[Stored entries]
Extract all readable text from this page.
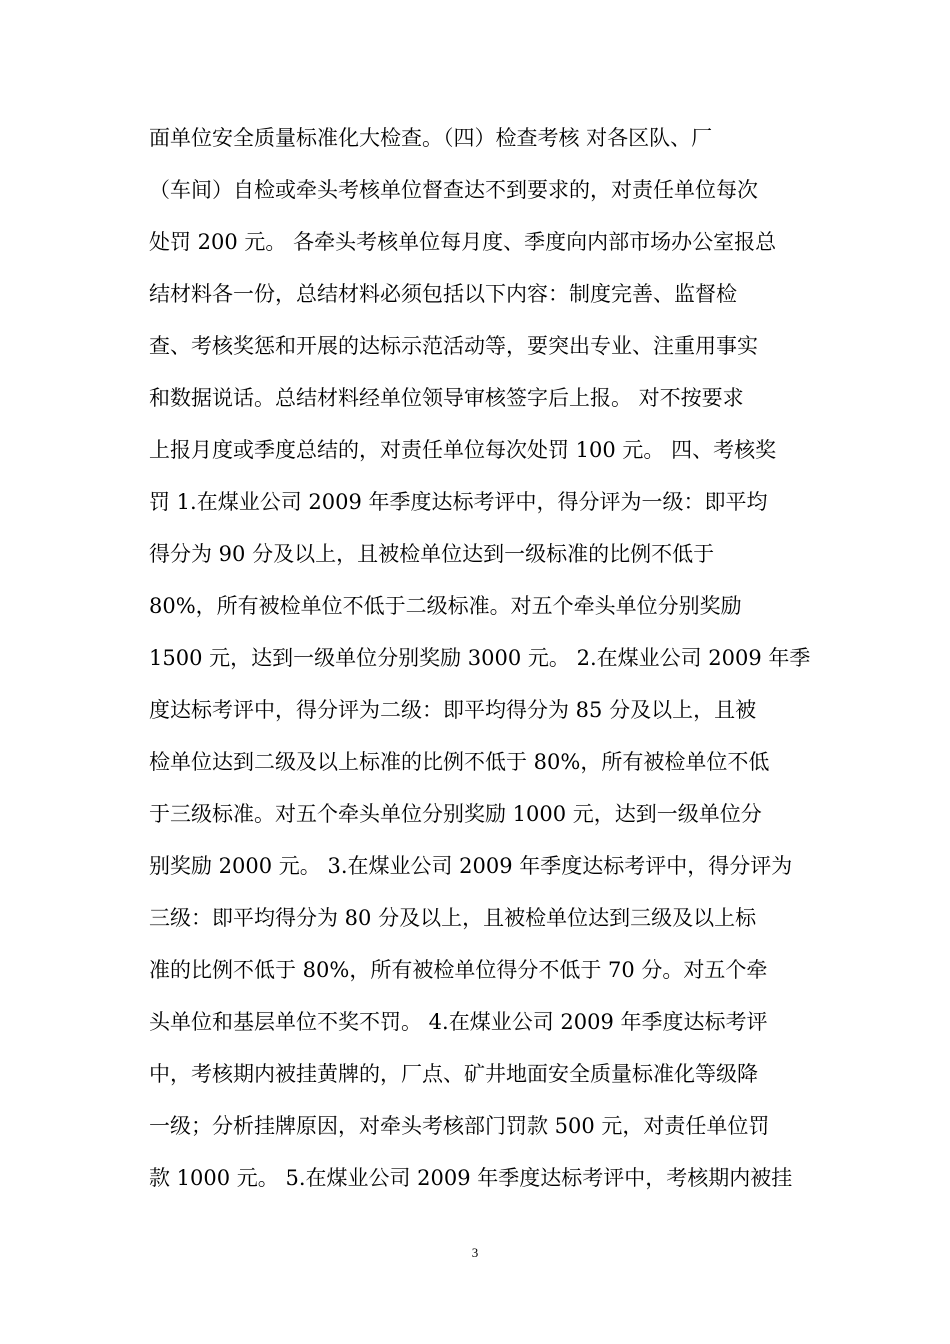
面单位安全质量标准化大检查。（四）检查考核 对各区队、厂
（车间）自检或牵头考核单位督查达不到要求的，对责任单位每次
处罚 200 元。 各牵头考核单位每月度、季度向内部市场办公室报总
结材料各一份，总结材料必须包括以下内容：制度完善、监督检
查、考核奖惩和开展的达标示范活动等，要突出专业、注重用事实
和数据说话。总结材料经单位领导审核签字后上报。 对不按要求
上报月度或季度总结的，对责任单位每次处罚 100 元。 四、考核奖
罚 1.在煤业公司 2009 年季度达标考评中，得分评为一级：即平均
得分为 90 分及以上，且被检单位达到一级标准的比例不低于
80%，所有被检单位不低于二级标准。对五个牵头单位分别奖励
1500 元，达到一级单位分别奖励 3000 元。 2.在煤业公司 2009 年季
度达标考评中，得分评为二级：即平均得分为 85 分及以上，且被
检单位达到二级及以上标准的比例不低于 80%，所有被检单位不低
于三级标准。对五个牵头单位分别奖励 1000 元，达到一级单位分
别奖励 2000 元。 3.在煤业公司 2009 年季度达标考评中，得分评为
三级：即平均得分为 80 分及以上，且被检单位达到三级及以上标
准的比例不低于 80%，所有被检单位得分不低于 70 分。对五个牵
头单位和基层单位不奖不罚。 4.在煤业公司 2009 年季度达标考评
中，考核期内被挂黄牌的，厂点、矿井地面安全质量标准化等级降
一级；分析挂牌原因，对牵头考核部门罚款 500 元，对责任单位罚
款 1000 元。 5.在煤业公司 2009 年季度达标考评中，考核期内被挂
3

...

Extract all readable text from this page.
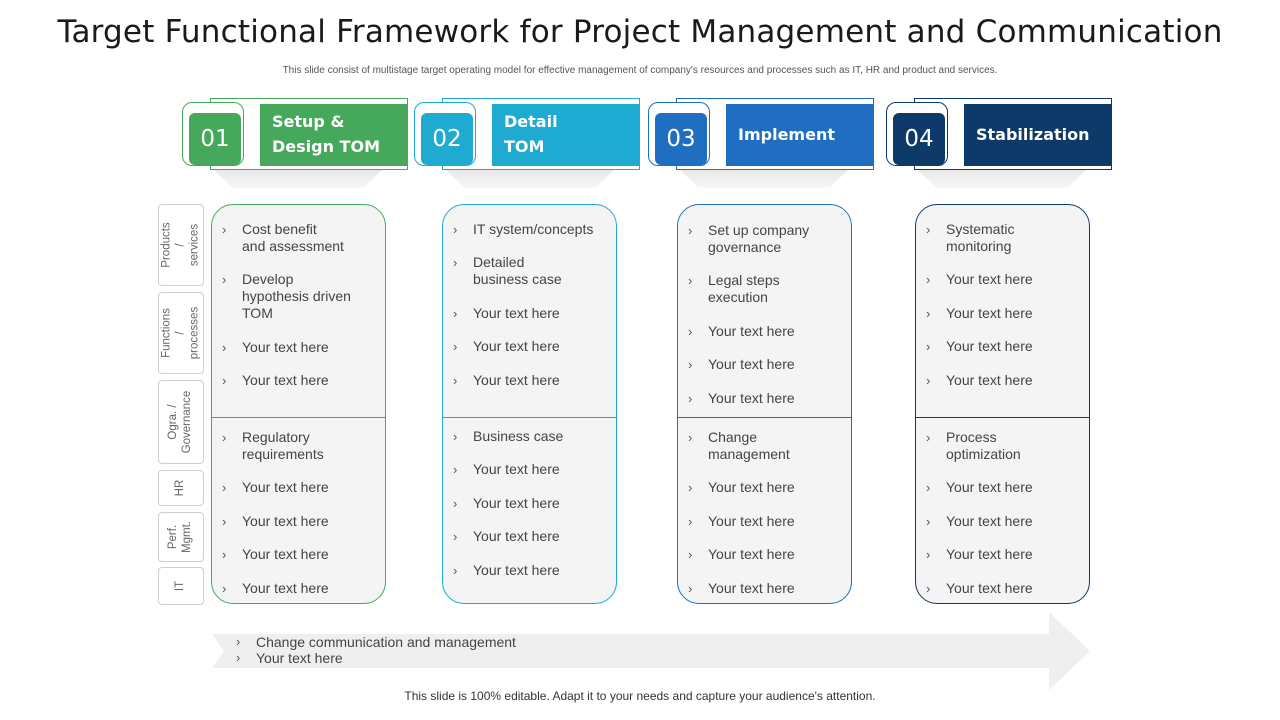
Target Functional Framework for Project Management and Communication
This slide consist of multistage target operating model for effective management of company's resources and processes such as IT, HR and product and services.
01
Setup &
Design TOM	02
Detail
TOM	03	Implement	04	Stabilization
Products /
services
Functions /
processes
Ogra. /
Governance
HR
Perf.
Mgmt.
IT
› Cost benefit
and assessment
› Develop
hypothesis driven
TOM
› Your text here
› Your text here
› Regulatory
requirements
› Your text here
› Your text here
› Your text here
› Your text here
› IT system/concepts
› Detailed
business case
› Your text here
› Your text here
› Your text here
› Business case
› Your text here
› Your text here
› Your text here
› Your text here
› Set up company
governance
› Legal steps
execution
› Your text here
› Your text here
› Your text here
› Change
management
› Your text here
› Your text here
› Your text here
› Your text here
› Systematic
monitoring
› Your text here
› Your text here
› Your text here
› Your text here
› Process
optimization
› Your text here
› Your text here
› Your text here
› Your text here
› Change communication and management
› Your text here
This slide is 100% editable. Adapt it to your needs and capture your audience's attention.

**Directions for this task**
How many lines in the listing above contain "company"? Answer with the number alone.

**The output**
2